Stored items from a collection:
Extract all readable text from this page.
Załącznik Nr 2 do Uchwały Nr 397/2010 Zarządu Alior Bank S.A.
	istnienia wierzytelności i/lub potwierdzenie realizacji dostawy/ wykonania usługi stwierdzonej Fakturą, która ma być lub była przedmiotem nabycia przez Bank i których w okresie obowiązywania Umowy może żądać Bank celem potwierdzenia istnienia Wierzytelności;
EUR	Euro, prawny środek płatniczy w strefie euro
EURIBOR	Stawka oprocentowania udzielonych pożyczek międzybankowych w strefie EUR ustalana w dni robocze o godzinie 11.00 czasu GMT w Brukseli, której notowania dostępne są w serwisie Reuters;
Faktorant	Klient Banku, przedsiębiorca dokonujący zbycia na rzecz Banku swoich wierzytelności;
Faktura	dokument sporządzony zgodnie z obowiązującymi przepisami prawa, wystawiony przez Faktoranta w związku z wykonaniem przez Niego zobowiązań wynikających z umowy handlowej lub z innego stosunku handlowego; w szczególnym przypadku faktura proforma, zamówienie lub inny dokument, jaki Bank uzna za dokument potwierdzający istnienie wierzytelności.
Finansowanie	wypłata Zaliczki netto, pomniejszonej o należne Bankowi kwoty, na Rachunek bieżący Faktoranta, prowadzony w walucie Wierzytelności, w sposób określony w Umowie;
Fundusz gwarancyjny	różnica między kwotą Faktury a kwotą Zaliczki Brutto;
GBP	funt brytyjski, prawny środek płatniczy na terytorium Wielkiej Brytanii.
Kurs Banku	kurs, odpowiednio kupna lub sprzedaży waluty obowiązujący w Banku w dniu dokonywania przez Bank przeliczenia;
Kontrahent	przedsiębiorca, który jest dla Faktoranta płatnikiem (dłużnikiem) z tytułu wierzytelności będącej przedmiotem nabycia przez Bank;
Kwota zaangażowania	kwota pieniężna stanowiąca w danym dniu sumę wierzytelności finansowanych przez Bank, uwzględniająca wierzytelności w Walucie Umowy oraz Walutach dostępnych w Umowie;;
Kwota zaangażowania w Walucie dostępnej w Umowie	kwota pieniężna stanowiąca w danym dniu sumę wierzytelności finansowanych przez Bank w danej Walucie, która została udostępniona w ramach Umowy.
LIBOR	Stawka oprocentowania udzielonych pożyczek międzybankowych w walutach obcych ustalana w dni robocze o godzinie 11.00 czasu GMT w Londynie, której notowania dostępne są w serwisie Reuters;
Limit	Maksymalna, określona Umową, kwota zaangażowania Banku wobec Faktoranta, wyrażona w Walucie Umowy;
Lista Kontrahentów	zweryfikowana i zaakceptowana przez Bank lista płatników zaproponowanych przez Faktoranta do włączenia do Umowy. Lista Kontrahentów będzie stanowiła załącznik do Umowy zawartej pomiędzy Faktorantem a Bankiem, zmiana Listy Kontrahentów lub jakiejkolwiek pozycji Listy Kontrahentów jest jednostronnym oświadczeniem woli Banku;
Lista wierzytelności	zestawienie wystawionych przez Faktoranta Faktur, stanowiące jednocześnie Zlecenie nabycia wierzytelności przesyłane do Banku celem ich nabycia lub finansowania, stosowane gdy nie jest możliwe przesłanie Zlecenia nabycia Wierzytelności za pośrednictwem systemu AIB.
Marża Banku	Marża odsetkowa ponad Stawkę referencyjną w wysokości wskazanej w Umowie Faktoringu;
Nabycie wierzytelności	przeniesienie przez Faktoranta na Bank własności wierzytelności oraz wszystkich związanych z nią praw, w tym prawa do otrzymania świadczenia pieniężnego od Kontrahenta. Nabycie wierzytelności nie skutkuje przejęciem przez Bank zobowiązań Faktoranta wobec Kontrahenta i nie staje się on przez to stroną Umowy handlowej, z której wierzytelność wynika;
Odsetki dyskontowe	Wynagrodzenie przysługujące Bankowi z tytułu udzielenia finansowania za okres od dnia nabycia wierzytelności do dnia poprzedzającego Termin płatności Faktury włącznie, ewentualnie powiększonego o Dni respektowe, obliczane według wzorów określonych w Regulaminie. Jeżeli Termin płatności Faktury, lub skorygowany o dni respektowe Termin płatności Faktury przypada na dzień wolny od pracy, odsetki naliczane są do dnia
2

◆ What needs to be done
Pick out every line above that holds the word "prawny" and copy it.

◆ Result
EUR	Euro, prawny środek płatniczy w strefie euro
GBP	funt brytyjski, prawny środek płatniczy na terytorium Wielkiej Brytanii.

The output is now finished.